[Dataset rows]
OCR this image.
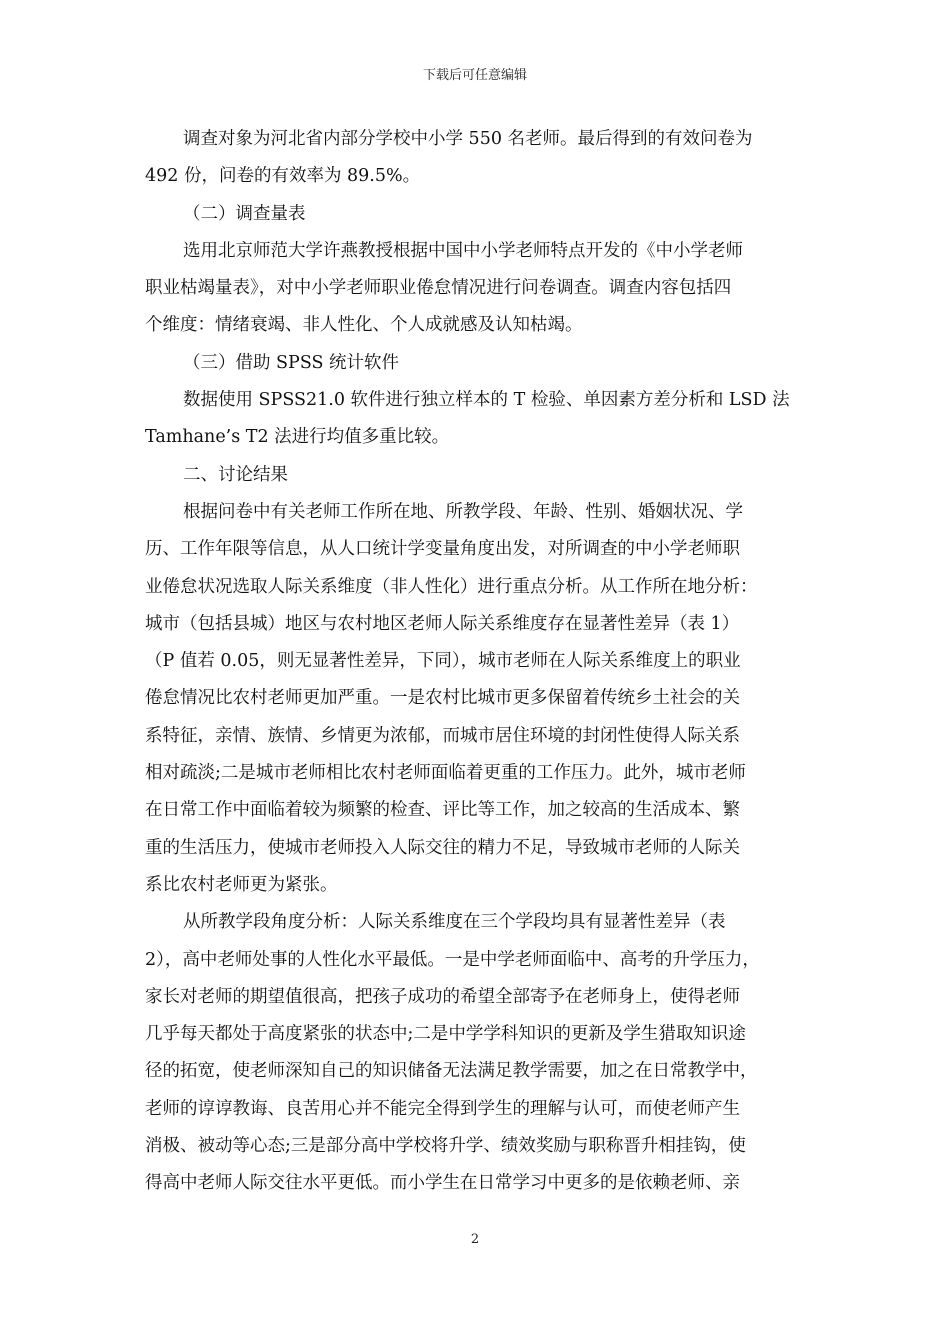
下载后可任意编辑
调查对象为河北省内部分学校中小学 550 名老师。最后得到的有效问卷为
492 份，问卷的有效率为 89.5%。
（二）调查量表
选用北京师范大学许燕教授根据中国中小学老师特点开发的《中小学老师
职业枯竭量表》，对中小学老师职业倦怠情况进行问卷调查。调查内容包括四
个维度：情绪衰竭、非人性化、个人成就感及认知枯竭。
（三）借助 SPSS 统计软件
数据使用 SPSS21.0 软件进行独立样本的 T 检验、单因素方差分析和 LSD 法
Tamhane’s T2 法进行均值多重比较。
二、讨论结果
根据问卷中有关老师工作所在地、所教学段、年龄、性别、婚姻状况、学
历、工作年限等信息，从人口统计学变量角度出发，对所调查的中小学老师职
业倦怠状况选取人际关系维度（非人性化）进行重点分析。从工作所在地分析：
城市（包括县城）地区与农村地区老师人际关系维度存在显著性差异（表 1）
（P 值若 0.05，则无显著性差异，下同），城市老师在人际关系维度上的职业
倦怠情况比农村老师更加严重。一是农村比城市更多保留着传统乡土社会的关
系特征，亲情、族情、乡情更为浓郁，而城市居住环境的封闭性使得人际关系
相对疏淡;二是城市老师相比农村老师面临着更重的工作压力。此外，城市老师
在日常工作中面临着较为频繁的检查、评比等工作，加之较高的生活成本、繁
重的生活压力，使城市老师投入人际交往的精力不足，导致城市老师的人际关
系比农村老师更为紧张。
从所教学段角度分析：人际关系维度在三个学段均具有显著性差异（表
2），高中老师处事的人性化水平最低。一是中学老师面临中、高考的升学压力，
家长对老师的期望值很高，把孩子成功的希望全部寄予在老师身上，使得老师
几乎每天都处于高度紧张的状态中;二是中学学科知识的更新及学生猎取知识途
径的拓宽，使老师深知自己的知识储备无法满足教学需要，加之在日常教学中，
老师的谆谆教诲、良苦用心并不能完全得到学生的理解与认可，而使老师产生
消极、被动等心态;三是部分高中学校将升学、绩效奖励与职称晋升相挂钩，使
得高中老师人际交往水平更低。而小学生在日常学习中更多的是依赖老师、亲
2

- **What is being asked**
Copy the records above exactly. The pictures are not part of the copy.

- **Response below**
OCR this image.
下载后可任意编辑
调查对象为河北省内部分学校中小学 550 名老师。最后得到的有效问卷为
492 份，问卷的有效率为 89.5%。
（二）调查量表
选用北京师范大学许燕教授根据中国中小学老师特点开发的《中小学老师
职业枯竭量表》，对中小学老师职业倦怠情况进行问卷调查。调查内容包括四
个维度：情绪衰竭、非人性化、个人成就感及认知枯竭。
（三）借助 SPSS 统计软件
数据使用 SPSS21.0 软件进行独立样本的 T 检验、单因素方差分析和 LSD 法
Tamhane’s T2 法进行均值多重比较。
二、讨论结果
根据问卷中有关老师工作所在地、所教学段、年龄、性别、婚姻状况、学
历、工作年限等信息，从人口统计学变量角度出发，对所调查的中小学老师职
业倦怠状况选取人际关系维度（非人性化）进行重点分析。从工作所在地分析：
城市（包括县城）地区与农村地区老师人际关系维度存在显著性差异（表 1）
（P 值若 0.05，则无显著性差异，下同），城市老师在人际关系维度上的职业
倦怠情况比农村老师更加严重。一是农村比城市更多保留着传统乡土社会的关
系特征，亲情、族情、乡情更为浓郁，而城市居住环境的封闭性使得人际关系
相对疏淡;二是城市老师相比农村老师面临着更重的工作压力。此外，城市老师
在日常工作中面临着较为频繁的检查、评比等工作，加之较高的生活成本、繁
重的生活压力，使城市老师投入人际交往的精力不足，导致城市老师的人际关
系比农村老师更为紧张。
从所教学段角度分析：人际关系维度在三个学段均具有显著性差异（表
2），高中老师处事的人性化水平最低。一是中学老师面临中、高考的升学压力，
家长对老师的期望值很高，把孩子成功的希望全部寄予在老师身上，使得老师
几乎每天都处于高度紧张的状态中;二是中学学科知识的更新及学生猎取知识途
径的拓宽，使老师深知自己的知识储备无法满足教学需要，加之在日常教学中，
老师的谆谆教诲、良苦用心并不能完全得到学生的理解与认可，而使老师产生
消极、被动等心态;三是部分高中学校将升学、绩效奖励与职称晋升相挂钩，使
得高中老师人际交往水平更低。而小学生在日常学习中更多的是依赖老师、亲
2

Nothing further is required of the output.